• **Direction**: Copy out the data below verbatim.

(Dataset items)
* Begin *

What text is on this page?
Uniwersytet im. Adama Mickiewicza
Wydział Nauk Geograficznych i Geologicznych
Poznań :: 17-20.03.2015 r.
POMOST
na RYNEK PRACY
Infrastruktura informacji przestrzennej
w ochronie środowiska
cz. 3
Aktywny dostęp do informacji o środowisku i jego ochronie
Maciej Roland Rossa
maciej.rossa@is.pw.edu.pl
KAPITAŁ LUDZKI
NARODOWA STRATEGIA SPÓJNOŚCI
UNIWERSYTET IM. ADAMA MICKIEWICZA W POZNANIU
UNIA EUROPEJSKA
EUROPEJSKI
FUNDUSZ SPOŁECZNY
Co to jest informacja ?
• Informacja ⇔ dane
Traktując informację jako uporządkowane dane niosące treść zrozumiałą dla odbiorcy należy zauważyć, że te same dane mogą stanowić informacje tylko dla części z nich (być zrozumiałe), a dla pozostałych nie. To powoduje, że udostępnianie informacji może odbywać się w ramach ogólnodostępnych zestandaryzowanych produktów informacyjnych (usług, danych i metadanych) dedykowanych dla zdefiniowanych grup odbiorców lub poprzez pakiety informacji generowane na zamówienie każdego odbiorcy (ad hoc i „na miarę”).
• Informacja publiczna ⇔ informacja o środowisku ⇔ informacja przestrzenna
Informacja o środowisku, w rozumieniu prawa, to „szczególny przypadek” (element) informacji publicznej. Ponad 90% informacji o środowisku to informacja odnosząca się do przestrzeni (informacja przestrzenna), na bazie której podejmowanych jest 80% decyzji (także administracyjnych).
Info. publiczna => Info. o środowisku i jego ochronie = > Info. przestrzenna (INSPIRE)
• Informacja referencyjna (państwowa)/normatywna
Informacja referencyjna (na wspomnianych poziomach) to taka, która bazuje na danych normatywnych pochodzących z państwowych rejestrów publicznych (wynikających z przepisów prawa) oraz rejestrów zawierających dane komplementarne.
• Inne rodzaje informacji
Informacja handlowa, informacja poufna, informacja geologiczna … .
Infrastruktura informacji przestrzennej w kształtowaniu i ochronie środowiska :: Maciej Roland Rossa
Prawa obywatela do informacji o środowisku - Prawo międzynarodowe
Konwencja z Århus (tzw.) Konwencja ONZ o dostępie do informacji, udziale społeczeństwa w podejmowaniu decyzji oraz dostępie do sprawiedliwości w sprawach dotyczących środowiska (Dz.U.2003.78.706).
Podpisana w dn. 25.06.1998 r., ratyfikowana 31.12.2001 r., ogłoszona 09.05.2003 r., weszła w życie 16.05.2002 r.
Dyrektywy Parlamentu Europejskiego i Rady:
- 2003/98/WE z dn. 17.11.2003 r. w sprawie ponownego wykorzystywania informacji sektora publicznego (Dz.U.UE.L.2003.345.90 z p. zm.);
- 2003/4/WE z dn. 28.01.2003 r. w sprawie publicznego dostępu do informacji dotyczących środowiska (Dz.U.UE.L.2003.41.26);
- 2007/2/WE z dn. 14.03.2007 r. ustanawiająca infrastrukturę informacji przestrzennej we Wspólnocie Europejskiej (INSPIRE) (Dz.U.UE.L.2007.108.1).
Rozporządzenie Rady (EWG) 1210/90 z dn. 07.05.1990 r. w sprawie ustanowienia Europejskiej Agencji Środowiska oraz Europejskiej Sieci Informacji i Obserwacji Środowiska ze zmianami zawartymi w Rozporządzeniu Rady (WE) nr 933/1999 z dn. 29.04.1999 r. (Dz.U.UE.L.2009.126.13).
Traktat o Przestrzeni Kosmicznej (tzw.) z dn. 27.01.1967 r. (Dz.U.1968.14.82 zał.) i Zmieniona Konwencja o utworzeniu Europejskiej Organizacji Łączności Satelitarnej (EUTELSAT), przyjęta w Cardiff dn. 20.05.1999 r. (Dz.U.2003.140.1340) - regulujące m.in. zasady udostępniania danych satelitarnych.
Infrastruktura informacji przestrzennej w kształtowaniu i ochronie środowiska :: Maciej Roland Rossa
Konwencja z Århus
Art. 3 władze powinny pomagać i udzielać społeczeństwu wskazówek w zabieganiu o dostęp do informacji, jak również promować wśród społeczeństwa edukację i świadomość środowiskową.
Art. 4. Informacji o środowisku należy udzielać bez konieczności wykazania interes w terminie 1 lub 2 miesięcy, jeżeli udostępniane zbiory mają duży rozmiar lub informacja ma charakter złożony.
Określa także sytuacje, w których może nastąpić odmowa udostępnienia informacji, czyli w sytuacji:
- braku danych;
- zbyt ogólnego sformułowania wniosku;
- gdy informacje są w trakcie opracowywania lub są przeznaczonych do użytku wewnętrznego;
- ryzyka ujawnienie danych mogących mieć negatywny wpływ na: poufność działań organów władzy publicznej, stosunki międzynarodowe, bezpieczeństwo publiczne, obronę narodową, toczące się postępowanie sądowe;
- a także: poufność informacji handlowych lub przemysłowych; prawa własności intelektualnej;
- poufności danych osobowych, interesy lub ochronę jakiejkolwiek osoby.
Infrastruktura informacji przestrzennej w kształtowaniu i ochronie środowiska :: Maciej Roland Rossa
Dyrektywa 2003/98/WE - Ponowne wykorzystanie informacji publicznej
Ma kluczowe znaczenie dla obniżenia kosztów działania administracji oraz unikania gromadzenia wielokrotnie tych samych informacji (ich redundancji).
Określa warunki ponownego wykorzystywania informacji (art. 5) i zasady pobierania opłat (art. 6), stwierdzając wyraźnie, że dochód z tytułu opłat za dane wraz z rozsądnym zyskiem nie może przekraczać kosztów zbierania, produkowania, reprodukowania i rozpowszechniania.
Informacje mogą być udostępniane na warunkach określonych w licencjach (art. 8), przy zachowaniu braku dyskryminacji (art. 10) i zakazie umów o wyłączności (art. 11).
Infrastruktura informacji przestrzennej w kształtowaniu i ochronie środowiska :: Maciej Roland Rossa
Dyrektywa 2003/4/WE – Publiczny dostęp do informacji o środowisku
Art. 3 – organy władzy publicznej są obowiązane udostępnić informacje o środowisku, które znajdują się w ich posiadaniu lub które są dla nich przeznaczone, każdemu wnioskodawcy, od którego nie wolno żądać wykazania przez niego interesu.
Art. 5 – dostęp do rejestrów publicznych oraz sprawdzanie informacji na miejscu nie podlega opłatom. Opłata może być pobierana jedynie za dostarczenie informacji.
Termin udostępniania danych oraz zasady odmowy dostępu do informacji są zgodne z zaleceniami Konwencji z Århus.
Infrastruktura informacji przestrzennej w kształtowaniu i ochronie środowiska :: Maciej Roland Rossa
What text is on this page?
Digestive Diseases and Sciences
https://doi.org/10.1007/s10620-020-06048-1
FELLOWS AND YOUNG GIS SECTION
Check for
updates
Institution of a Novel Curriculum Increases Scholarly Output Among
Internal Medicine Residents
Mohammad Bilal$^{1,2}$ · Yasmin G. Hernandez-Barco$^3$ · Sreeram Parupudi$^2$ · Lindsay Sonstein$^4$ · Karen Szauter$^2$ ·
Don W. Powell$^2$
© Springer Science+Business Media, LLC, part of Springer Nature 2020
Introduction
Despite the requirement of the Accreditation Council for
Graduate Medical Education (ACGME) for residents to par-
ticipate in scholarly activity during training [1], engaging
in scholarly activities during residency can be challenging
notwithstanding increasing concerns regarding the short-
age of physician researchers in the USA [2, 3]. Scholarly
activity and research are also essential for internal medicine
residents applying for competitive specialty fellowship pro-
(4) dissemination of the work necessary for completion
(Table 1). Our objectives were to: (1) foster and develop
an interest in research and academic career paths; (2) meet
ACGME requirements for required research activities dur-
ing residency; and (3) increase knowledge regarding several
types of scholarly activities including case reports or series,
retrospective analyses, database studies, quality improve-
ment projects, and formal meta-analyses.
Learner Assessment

* End *

• **Result for this task**:
What text is on this page?
Uniwersytet im. Adama Mickiewicza
Wydział Nauk Geograficznych i Geologicznych
Poznań :: 17-20.03.2015 r.
POMOST
na RYNEK PRACY
Infrastruktura informacji przestrzennej
w ochronie środowiska
cz. 3
Aktywny dostęp do informacji o środowisku i jego ochronie
Maciej Roland Rossa
maciej.rossa@is.pw.edu.pl
KAPITAŁ LUDZKI
NARODOWA STRATEGIA SPÓJNOŚCI
UNIWERSYTET IM. ADAMA MICKIEWICZA W POZNANIU
UNIA EUROPEJSKA
EUROPEJSKI
FUNDUSZ SPOŁECZNY
Co to jest informacja ?
• Informacja ⇔ dane
Traktując informację jako uporządkowane dane niosące treść zrozumiałą dla odbiorcy należy zauważyć, że te same dane mogą stanowić informacje tylko dla części z nich (być zrozumiałe), a dla pozostałych nie. To powoduje, że udostępnianie informacji może odbywać się w ramach ogólnodostępnych zestandaryzowanych produktów informacyjnych (usług, danych i metadanych) dedykowanych dla zdefiniowanych grup odbiorców lub poprzez pakiety informacji generowane na zamówienie każdego odbiorcy (ad hoc i „na miarę”).
• Informacja publiczna ⇔ informacja o środowisku ⇔ informacja przestrzenna
Informacja o środowisku, w rozumieniu prawa, to „szczególny przypadek” (element) informacji publicznej. Ponad 90% informacji o środowisku to informacja odnosząca się do przestrzeni (informacja przestrzenna), na bazie której podejmowanych jest 80% decyzji (także administracyjnych).
Info. publiczna => Info. o środowisku i jego ochronie = > Info. przestrzenna (INSPIRE)
• Informacja referencyjna (państwowa)/normatywna
Informacja referencyjna (na wspomnianych poziomach) to taka, która bazuje na danych normatywnych pochodzących z państwowych rejestrów publicznych (wynikających z przepisów prawa) oraz rejestrów zawierających dane komplementarne.
• Inne rodzaje informacji
Informacja handlowa, informacja poufna, informacja geologiczna … .
Infrastruktura informacji przestrzennej w kształtowaniu i ochronie środowiska :: Maciej Roland Rossa
Prawa obywatela do informacji o środowisku - Prawo międzynarodowe
Konwencja z Århus (tzw.) Konwencja ONZ o dostępie do informacji, udziale społeczeństwa w podejmowaniu decyzji oraz dostępie do sprawiedliwości w sprawach dotyczących środowiska (Dz.U.2003.78.706).
Podpisana w dn. 25.06.1998 r., ratyfikowana 31.12.2001 r., ogłoszona 09.05.2003 r., weszła w życie 16.05.2002 r.
Dyrektywy Parlamentu Europejskiego i Rady:
- 2003/98/WE z dn. 17.11.2003 r. w sprawie ponownego wykorzystywania informacji sektora publicznego (Dz.U.UE.L.2003.345.90 z p. zm.);
- 2003/4/WE z dn. 28.01.2003 r. w sprawie publicznego dostępu do informacji dotyczących środowiska (Dz.U.UE.L.2003.41.26);
- 2007/2/WE z dn. 14.03.2007 r. ustanawiająca infrastrukturę informacji przestrzennej we Wspólnocie Europejskiej (INSPIRE) (Dz.U.UE.L.2007.108.1).
Rozporządzenie Rady (EWG) 1210/90 z dn. 07.05.1990 r. w sprawie ustanowienia Europejskiej Agencji Środowiska oraz Europejskiej Sieci Informacji i Obserwacji Środowiska ze zmianami zawartymi w Rozporządzeniu Rady (WE) nr 933/1999 z dn. 29.04.1999 r. (Dz.U.UE.L.2009.126.13).
Traktat o Przestrzeni Kosmicznej (tzw.) z dn. 27.01.1967 r. (Dz.U.1968.14.82 zał.) i Zmieniona Konwencja o utworzeniu Europejskiej Organizacji Łączności Satelitarnej (EUTELSAT), przyjęta w Cardiff dn. 20.05.1999 r. (Dz.U.2003.140.1340) - regulujące m.in. zasady udostępniania danych satelitarnych.
Infrastruktura informacji przestrzennej w kształtowaniu i ochronie środowiska :: Maciej Roland Rossa
Konwencja z Århus
Art. 3 władze powinny pomagać i udzielać społeczeństwu wskazówek w zabieganiu o dostęp do informacji, jak również promować wśród społeczeństwa edukację i świadomość środowiskową.
Art. 4. Informacji o środowisku należy udzielać bez konieczności wykazania interes w terminie 1 lub 2 miesięcy, jeżeli udostępniane zbiory mają duży rozmiar lub informacja ma charakter złożony.
Określa także sytuacje, w których może nastąpić odmowa udostępnienia informacji, czyli w sytuacji:
- braku danych;
- zbyt ogólnego sformułowania wniosku;
- gdy informacje są w trakcie opracowywania lub są przeznaczonych do użytku wewnętrznego;
- ryzyka ujawnienie danych mogących mieć negatywny wpływ na: poufność działań organów władzy publicznej, stosunki międzynarodowe, bezpieczeństwo publiczne, obronę narodową, toczące się postępowanie sądowe;
- a także: poufność informacji handlowych lub przemysłowych; prawa własności intelektualnej;
- poufności danych osobowych, interesy lub ochronę jakiejkolwiek osoby.
Infrastruktura informacji przestrzennej w kształtowaniu i ochronie środowiska :: Maciej Roland Rossa
Dyrektywa 2003/98/WE - Ponowne wykorzystanie informacji publicznej
Ma kluczowe znaczenie dla obniżenia kosztów działania administracji oraz unikania gromadzenia wielokrotnie tych samych informacji (ich redundancji).
Określa warunki ponownego wykorzystywania informacji (art. 5) i zasady pobierania opłat (art. 6), stwierdzając wyraźnie, że dochód z tytułu opłat za dane wraz z rozsądnym zyskiem nie może przekraczać kosztów zbierania, produkowania, reprodukowania i rozpowszechniania.
Informacje mogą być udostępniane na warunkach określonych w licencjach (art. 8), przy zachowaniu braku dyskryminacji (art. 10) i zakazie umów o wyłączności (art. 11).
Infrastruktura informacji przestrzennej w kształtowaniu i ochronie środowiska :: Maciej Roland Rossa
Dyrektywa 2003/4/WE – Publiczny dostęp do informacji o środowisku
Art. 3 – organy władzy publicznej są obowiązane udostępnić informacje o środowisku, które znajdują się w ich posiadaniu lub które są dla nich przeznaczone, każdemu wnioskodawcy, od którego nie wolno żądać wykazania przez niego interesu.
Art. 5 – dostęp do rejestrów publicznych oraz sprawdzanie informacji na miejscu nie podlega opłatom. Opłata może być pobierana jedynie za dostarczenie informacji.
Termin udostępniania danych oraz zasady odmowy dostępu do informacji są zgodne z zaleceniami Konwencji z Århus.
Infrastruktura informacji przestrzennej w kształtowaniu i ochronie środowiska :: Maciej Roland Rossa
What text is on this page?
Digestive Diseases and Sciences
https://doi.org/10.1007/s10620-020-06048-1
FELLOWS AND YOUNG GIS SECTION
Check for
updates
Institution of a Novel Curriculum Increases Scholarly Output Among
Internal Medicine Residents
Mohammad Bilal$^{1,2}$ · Yasmin G. Hernandez-Barco$^3$ · Sreeram Parupudi$^2$ · Lindsay Sonstein$^4$ · Karen Szauter$^2$ ·
Don W. Powell$^2$
© Springer Science+Business Media, LLC, part of Springer Nature 2020
Introduction
Despite the requirement of the Accreditation Council for
Graduate Medical Education (ACGME) for residents to par-
ticipate in scholarly activity during training [1], engaging
in scholarly activities during residency can be challenging
notwithstanding increasing concerns regarding the short-
age of physician researchers in the USA [2, 3]. Scholarly
activity and research are also essential for internal medicine
residents applying for competitive specialty fellowship pro-
(4) dissemination of the work necessary for completion
(Table 1). Our objectives were to: (1) foster and develop
an interest in research and academic career paths; (2) meet
ACGME requirements for required research activities dur-
ing residency; and (3) increase knowledge regarding several
types of scholarly activities including case reports or series,
retrospective analyses, database studies, quality improve-
ment projects, and formal meta-analyses.
Learner Assessment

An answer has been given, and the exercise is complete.